* [The task]: For the entries below, how many lines include the word "Steglits"? Give the figure and nothing more.

* [Dataset records]:
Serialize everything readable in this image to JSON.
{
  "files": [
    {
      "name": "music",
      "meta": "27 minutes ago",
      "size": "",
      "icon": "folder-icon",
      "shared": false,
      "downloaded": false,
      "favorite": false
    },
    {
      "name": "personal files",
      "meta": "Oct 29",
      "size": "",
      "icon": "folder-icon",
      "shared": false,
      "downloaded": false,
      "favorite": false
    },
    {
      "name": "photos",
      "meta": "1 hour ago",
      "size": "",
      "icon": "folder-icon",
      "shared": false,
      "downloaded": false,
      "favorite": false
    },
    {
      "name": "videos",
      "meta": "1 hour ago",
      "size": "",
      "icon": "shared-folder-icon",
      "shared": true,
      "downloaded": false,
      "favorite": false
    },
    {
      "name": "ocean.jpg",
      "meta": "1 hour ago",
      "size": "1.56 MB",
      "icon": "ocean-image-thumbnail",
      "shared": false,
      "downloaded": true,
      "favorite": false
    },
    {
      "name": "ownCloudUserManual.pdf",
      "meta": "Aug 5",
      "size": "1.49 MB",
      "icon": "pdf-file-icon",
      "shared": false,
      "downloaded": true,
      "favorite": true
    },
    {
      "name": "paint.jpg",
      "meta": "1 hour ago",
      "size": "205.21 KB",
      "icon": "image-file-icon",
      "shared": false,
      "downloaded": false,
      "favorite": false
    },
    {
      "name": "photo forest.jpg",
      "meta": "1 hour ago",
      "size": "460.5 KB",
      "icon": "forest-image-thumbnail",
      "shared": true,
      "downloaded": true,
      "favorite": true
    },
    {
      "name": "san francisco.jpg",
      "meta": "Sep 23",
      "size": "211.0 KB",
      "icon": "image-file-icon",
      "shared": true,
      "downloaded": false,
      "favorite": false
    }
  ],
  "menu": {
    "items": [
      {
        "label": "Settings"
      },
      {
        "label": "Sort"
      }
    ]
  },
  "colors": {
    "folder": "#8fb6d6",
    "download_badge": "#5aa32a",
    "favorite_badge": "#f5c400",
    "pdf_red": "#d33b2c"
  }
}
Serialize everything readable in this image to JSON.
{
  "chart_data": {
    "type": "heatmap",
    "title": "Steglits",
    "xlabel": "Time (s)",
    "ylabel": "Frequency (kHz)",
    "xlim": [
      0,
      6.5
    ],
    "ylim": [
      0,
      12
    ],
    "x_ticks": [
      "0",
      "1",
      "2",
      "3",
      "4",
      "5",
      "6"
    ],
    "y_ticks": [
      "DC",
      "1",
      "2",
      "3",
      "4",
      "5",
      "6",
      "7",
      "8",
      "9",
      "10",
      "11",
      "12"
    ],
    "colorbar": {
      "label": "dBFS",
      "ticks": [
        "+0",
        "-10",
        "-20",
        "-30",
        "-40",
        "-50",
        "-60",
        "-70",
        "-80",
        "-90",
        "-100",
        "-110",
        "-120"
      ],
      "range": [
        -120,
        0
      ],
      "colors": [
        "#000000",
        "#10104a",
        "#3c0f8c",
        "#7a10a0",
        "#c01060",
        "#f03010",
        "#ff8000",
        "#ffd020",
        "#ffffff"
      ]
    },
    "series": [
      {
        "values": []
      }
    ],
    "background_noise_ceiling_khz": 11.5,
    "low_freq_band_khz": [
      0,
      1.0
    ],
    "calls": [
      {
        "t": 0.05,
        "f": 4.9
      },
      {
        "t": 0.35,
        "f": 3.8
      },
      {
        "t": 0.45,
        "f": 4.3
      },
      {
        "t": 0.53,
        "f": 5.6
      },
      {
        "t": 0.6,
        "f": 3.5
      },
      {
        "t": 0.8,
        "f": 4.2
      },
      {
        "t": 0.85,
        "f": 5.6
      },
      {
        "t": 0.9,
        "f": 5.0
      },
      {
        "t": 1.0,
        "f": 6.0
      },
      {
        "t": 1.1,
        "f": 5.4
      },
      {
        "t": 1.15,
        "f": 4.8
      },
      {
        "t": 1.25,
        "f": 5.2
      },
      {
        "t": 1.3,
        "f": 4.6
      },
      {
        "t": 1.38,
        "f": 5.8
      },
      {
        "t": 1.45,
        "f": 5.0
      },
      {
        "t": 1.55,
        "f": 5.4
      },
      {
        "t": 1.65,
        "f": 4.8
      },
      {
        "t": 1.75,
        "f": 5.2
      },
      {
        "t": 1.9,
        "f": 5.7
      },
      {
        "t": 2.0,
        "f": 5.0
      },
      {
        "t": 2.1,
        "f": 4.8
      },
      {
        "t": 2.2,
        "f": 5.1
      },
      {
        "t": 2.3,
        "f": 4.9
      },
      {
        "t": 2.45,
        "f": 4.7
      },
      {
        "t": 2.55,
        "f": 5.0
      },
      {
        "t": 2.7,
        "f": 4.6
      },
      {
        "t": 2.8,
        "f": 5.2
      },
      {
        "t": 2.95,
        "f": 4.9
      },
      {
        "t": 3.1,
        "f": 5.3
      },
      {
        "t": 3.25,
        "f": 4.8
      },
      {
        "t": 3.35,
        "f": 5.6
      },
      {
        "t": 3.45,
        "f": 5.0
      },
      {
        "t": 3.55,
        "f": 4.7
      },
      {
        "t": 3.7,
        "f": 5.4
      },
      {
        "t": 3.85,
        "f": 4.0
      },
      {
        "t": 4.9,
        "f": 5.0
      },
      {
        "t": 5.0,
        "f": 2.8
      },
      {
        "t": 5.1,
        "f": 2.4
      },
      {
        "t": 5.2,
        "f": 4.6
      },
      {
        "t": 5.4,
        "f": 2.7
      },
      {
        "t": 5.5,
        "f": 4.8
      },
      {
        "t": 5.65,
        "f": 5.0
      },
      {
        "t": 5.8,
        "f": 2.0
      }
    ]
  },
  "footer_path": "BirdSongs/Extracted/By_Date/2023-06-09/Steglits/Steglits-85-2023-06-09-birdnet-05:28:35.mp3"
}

* [Solution to this exercise]: 2